* [What is required]: Without omitting anything, return the records precisely as given.

* [Information given]:
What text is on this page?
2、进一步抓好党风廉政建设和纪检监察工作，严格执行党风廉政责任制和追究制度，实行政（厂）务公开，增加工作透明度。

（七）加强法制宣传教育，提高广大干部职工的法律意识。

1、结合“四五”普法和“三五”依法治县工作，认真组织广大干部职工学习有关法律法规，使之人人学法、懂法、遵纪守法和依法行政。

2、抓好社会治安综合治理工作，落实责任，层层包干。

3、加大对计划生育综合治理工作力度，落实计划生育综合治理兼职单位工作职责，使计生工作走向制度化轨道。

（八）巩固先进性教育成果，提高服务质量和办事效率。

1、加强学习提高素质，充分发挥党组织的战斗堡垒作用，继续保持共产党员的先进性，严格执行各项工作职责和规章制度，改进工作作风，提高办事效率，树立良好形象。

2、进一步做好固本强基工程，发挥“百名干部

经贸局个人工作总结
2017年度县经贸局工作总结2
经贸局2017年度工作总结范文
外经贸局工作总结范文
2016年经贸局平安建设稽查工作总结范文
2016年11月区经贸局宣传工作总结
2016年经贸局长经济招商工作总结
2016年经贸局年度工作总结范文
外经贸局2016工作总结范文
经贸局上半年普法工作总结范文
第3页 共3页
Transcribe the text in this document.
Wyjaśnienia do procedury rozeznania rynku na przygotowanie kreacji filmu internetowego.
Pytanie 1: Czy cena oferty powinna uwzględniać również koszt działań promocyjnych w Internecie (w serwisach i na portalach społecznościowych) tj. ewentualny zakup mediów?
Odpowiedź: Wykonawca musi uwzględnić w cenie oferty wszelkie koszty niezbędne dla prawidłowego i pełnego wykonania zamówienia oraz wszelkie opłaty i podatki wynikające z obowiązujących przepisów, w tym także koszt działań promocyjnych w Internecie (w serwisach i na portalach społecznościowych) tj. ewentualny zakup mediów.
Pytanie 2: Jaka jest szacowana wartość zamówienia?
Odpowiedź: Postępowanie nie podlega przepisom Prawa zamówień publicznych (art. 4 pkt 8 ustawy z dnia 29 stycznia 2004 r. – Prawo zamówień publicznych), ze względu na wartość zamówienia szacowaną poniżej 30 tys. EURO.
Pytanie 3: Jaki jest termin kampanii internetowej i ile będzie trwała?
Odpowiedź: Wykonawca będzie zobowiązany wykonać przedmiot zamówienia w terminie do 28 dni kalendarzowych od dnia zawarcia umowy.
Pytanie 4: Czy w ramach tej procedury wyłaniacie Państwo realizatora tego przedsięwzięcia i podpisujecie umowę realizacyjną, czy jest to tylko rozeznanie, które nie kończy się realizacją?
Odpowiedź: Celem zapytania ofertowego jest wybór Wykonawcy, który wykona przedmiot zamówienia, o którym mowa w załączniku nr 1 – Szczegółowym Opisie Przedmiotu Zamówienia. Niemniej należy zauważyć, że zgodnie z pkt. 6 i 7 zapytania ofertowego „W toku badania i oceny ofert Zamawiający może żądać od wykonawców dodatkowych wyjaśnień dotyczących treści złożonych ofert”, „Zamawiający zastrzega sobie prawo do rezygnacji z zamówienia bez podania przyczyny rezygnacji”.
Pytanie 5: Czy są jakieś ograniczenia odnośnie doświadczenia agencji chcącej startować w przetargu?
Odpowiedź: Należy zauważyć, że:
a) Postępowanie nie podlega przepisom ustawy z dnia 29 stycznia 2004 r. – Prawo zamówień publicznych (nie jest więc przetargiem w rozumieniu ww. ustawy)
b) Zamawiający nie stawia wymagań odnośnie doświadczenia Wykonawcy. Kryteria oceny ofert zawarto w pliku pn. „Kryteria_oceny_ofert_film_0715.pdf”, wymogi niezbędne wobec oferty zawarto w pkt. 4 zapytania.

* [Answer]:
What text is on this page?
2、进一步抓好党风廉政建设和纪检监察工作，严格执行党风廉政责任制和追究制度，实行政（厂）务公开，增加工作透明度。

（七）加强法制宣传教育，提高广大干部职工的法律意识。

1、结合“四五”普法和“三五”依法治县工作，认真组织广大干部职工学习有关法律法规，使之人人学法、懂法、遵纪守法和依法行政。

2、抓好社会治安综合治理工作，落实责任，层层包干。

3、加大对计划生育综合治理工作力度，落实计划生育综合治理兼职单位工作职责，使计生工作走向制度化轨道。

（八）巩固先进性教育成果，提高服务质量和办事效率。

1、加强学习提高素质，充分发挥党组织的战斗堡垒作用，继续保持共产党员的先进性，严格执行各项工作职责和规章制度，改进工作作风，提高办事效率，树立良好形象。

2、进一步做好固本强基工程，发挥“百名干部

经贸局个人工作总结
2017年度县经贸局工作总结2
经贸局2017年度工作总结范文
外经贸局工作总结范文
2016年经贸局平安建设稽查工作总结范文
2016年11月区经贸局宣传工作总结
2016年经贸局长经济招商工作总结
2016年经贸局年度工作总结范文
外经贸局2016工作总结范文
经贸局上半年普法工作总结范文
第3页 共3页
Transcribe the text in this document.
Wyjaśnienia do procedury rozeznania rynku na przygotowanie kreacji filmu internetowego.
Pytanie 1: Czy cena oferty powinna uwzględniać również koszt działań promocyjnych w Internecie (w serwisach i na portalach społecznościowych) tj. ewentualny zakup mediów?
Odpowiedź: Wykonawca musi uwzględnić w cenie oferty wszelkie koszty niezbędne dla prawidłowego i pełnego wykonania zamówienia oraz wszelkie opłaty i podatki wynikające z obowiązujących przepisów, w tym także koszt działań promocyjnych w Internecie (w serwisach i na portalach społecznościowych) tj. ewentualny zakup mediów.
Pytanie 2: Jaka jest szacowana wartość zamówienia?
Odpowiedź: Postępowanie nie podlega przepisom Prawa zamówień publicznych (art. 4 pkt 8 ustawy z dnia 29 stycznia 2004 r. – Prawo zamówień publicznych), ze względu na wartość zamówienia szacowaną poniżej 30 tys. EURO.
Pytanie 3: Jaki jest termin kampanii internetowej i ile będzie trwała?
Odpowiedź: Wykonawca będzie zobowiązany wykonać przedmiot zamówienia w terminie do 28 dni kalendarzowych od dnia zawarcia umowy.
Pytanie 4: Czy w ramach tej procedury wyłaniacie Państwo realizatora tego przedsięwzięcia i podpisujecie umowę realizacyjną, czy jest to tylko rozeznanie, które nie kończy się realizacją?
Odpowiedź: Celem zapytania ofertowego jest wybór Wykonawcy, który wykona przedmiot zamówienia, o którym mowa w załączniku nr 1 – Szczegółowym Opisie Przedmiotu Zamówienia. Niemniej należy zauważyć, że zgodnie z pkt. 6 i 7 zapytania ofertowego „W toku badania i oceny ofert Zamawiający może żądać od wykonawców dodatkowych wyjaśnień dotyczących treści złożonych ofert”, „Zamawiający zastrzega sobie prawo do rezygnacji z zamówienia bez podania przyczyny rezygnacji”.
Pytanie 5: Czy są jakieś ograniczenia odnośnie doświadczenia agencji chcącej startować w przetargu?
Odpowiedź: Należy zauważyć, że:
a) Postępowanie nie podlega przepisom ustawy z dnia 29 stycznia 2004 r. – Prawo zamówień publicznych (nie jest więc przetargiem w rozumieniu ww. ustawy)
b) Zamawiający nie stawia wymagań odnośnie doświadczenia Wykonawcy. Kryteria oceny ofert zawarto w pliku pn. „Kryteria_oceny_ofert_film_0715.pdf”, wymogi niezbędne wobec oferty zawarto w pkt. 4 zapytania.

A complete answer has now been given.